What you are asked to do: Look over the entries that follow and work out how many lines contain "Reaktionstank". State the number only.

Data for processing:
============

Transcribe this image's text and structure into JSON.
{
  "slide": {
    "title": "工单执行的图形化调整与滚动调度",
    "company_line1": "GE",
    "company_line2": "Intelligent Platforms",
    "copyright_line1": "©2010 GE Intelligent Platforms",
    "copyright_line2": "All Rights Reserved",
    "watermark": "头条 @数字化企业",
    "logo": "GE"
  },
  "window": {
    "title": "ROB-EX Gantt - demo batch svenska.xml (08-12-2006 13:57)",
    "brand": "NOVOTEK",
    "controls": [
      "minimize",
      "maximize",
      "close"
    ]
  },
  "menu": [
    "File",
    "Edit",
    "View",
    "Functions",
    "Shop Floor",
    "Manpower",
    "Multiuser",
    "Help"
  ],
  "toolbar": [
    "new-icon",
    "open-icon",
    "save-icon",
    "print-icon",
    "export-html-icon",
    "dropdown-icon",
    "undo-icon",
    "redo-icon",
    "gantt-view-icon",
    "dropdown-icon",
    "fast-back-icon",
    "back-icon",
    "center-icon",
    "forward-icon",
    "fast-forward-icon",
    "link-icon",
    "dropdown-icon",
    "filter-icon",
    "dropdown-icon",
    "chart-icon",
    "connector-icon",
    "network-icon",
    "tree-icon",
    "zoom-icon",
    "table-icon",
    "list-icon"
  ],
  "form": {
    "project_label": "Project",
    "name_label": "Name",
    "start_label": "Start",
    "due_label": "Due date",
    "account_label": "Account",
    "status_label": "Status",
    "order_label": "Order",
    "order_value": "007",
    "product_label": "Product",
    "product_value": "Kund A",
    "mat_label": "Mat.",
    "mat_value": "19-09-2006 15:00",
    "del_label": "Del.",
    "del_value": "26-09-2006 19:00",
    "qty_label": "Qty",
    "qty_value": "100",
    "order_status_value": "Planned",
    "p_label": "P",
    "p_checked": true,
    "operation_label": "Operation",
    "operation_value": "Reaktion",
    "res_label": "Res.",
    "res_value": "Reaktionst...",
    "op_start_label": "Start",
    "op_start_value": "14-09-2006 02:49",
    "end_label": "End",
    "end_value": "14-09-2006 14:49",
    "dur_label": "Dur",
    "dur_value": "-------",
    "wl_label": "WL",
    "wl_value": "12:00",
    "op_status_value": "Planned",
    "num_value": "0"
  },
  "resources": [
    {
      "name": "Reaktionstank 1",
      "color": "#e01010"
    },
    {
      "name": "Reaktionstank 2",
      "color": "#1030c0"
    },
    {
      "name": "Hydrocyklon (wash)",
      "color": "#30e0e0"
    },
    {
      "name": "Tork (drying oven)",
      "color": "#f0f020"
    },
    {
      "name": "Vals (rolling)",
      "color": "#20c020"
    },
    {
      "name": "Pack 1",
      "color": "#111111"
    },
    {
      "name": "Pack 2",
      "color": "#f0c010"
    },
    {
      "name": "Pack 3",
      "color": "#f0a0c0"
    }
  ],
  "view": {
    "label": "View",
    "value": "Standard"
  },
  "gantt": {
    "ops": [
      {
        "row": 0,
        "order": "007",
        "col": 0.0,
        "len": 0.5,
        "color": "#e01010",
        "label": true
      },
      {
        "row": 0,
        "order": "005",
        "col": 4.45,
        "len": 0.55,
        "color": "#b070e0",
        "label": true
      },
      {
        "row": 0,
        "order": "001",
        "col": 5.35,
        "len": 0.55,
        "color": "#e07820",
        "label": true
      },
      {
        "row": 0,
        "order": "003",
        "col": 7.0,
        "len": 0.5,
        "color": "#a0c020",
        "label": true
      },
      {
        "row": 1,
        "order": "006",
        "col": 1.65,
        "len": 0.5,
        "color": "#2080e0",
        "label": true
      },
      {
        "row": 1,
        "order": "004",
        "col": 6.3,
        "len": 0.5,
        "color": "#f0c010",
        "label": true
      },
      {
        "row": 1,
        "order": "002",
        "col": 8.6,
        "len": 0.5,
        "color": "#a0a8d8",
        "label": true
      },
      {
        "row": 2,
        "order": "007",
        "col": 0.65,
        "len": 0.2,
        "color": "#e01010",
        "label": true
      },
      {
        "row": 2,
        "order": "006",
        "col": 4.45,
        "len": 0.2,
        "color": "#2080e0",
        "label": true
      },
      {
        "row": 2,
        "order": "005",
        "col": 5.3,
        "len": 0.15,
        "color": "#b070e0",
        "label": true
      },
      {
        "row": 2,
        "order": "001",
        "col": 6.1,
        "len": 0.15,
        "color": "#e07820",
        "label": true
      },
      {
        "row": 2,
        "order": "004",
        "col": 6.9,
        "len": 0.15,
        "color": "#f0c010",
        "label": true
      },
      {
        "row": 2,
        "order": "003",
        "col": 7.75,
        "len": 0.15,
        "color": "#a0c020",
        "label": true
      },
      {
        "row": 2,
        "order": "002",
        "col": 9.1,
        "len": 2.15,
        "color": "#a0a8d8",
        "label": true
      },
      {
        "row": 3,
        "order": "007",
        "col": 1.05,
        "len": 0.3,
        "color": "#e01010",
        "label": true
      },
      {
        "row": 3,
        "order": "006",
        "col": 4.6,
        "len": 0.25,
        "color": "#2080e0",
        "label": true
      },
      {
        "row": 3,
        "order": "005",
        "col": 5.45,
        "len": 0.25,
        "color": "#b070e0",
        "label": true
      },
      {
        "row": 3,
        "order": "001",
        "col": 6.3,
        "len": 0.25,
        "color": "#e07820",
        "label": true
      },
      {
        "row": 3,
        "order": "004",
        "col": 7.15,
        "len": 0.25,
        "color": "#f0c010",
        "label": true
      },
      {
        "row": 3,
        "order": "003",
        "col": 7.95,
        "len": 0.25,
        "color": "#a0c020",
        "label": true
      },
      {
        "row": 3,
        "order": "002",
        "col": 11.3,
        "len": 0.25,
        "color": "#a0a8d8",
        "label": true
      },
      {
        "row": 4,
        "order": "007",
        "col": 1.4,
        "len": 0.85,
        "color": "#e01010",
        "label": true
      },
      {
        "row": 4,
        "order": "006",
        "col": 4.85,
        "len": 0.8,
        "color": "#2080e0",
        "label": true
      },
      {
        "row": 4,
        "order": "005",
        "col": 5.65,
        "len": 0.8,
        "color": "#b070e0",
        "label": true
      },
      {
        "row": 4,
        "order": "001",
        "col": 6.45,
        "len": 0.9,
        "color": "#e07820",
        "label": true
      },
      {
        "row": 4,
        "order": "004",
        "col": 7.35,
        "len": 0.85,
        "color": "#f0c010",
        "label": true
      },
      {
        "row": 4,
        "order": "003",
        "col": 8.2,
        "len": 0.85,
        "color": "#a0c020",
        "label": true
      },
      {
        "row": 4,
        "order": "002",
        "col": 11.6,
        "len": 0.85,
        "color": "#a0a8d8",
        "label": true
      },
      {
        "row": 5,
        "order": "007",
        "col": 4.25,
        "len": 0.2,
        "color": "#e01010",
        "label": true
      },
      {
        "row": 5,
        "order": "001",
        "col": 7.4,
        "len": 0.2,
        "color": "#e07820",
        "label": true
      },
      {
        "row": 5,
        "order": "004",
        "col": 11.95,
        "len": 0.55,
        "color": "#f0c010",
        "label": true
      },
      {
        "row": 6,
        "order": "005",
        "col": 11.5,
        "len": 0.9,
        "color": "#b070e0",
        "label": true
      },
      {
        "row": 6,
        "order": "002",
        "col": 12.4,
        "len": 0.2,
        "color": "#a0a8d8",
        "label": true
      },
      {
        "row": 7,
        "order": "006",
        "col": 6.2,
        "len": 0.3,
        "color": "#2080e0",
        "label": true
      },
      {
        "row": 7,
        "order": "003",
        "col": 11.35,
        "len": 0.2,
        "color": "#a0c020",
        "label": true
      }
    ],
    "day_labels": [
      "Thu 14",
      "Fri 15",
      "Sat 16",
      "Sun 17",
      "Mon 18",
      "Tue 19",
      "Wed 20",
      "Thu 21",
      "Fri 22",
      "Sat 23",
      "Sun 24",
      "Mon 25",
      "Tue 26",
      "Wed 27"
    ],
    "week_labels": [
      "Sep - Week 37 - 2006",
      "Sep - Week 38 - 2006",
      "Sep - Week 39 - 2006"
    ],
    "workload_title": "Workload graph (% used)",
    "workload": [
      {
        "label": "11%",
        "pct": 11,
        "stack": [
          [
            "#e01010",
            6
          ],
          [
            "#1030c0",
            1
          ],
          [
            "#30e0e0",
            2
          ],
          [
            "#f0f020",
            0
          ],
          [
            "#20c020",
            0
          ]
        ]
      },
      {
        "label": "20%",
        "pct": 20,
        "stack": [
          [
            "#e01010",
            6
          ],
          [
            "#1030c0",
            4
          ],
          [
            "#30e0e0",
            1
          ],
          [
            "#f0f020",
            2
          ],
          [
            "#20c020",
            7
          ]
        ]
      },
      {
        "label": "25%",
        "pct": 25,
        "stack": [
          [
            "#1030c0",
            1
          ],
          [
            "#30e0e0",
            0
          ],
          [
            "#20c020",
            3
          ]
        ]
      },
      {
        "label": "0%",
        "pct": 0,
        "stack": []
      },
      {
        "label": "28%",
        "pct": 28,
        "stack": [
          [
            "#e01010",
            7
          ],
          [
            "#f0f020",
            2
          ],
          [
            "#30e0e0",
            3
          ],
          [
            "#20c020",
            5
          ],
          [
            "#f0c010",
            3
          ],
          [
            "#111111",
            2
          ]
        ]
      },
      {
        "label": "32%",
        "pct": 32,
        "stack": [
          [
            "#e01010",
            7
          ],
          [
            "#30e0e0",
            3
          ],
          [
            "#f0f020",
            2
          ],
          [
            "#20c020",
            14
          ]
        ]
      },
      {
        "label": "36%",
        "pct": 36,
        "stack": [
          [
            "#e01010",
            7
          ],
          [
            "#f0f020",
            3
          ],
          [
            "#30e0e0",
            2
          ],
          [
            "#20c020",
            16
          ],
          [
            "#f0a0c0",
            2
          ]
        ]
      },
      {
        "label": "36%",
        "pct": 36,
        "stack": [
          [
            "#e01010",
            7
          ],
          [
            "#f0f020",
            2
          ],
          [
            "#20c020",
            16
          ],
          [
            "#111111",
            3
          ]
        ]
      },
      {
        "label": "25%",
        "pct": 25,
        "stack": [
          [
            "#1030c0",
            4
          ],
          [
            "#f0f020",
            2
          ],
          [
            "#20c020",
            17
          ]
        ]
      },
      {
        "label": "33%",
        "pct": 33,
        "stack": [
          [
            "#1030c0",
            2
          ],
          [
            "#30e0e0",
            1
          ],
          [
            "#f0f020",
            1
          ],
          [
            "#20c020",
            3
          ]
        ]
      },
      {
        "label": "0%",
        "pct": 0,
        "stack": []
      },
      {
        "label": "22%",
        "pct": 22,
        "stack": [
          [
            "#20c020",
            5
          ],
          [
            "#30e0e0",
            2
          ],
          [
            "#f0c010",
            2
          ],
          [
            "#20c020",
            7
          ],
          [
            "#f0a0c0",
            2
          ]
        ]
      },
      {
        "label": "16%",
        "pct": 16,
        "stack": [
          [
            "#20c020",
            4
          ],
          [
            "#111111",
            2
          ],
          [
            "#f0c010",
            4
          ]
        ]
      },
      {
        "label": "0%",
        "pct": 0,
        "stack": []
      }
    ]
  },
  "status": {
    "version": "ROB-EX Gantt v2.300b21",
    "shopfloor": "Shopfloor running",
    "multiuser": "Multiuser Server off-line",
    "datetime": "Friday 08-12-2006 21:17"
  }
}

============

Complete output: 2